> TASK OBJECTIVE:
Pull out from the material below all lines with "this".

=== MATERIAL TO PROCESS ===

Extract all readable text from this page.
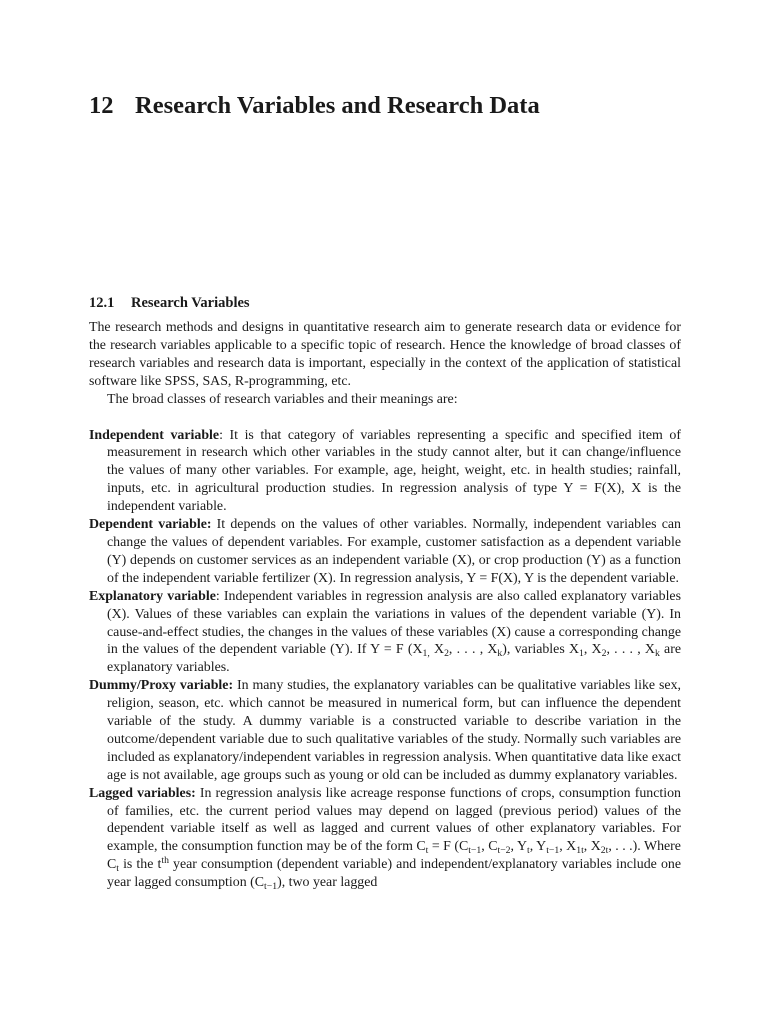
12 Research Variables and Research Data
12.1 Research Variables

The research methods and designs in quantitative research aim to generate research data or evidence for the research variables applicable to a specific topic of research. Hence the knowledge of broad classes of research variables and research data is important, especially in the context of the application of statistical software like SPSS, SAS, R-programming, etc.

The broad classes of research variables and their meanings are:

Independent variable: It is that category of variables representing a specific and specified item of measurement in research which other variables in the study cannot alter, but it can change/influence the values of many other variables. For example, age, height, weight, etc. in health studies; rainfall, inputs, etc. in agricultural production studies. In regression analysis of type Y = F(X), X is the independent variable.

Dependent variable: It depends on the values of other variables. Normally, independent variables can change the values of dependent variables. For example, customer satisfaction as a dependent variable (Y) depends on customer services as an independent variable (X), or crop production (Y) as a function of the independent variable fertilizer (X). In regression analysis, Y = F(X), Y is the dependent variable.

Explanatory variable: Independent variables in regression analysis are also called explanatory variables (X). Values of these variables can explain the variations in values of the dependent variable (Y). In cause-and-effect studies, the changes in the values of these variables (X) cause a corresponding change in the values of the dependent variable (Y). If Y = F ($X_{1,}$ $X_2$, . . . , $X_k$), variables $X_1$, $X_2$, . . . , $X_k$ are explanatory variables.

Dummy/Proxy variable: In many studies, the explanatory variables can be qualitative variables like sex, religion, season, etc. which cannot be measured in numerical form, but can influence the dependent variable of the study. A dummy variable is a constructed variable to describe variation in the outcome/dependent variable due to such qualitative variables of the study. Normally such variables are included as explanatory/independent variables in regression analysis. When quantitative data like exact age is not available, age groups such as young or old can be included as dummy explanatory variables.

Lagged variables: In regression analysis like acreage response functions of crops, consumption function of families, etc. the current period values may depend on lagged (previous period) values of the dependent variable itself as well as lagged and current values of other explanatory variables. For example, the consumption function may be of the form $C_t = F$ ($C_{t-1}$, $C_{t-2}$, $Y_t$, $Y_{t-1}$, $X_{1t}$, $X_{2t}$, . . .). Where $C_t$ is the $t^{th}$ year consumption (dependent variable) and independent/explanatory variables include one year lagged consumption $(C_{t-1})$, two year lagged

===
=== MATERIAL TO PROCESS ===

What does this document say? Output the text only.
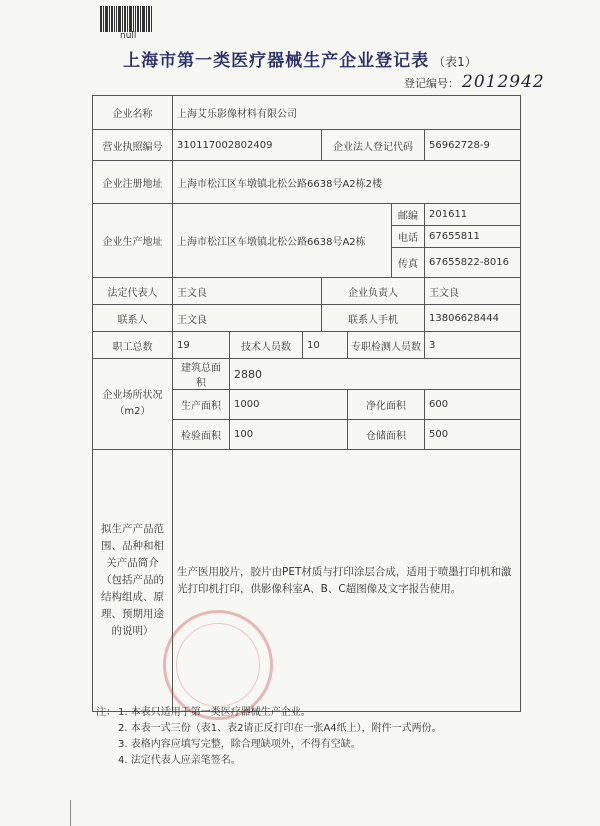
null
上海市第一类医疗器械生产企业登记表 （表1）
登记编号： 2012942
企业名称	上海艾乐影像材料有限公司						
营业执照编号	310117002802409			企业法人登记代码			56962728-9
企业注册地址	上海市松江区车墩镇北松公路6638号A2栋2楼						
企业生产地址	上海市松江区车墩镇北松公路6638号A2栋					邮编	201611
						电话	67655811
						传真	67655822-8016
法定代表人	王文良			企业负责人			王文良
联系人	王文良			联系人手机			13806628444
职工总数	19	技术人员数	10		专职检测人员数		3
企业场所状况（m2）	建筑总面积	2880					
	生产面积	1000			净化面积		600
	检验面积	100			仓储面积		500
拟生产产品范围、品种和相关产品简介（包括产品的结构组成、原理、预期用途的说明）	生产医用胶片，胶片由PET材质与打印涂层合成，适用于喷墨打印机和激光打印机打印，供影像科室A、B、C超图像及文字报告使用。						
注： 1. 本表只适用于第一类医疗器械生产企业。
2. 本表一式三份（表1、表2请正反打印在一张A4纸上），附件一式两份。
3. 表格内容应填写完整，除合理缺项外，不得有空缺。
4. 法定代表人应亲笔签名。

===

> EXERCISE ANSWER:
Extract all readable text from this page.
What does this document say? Output the text only.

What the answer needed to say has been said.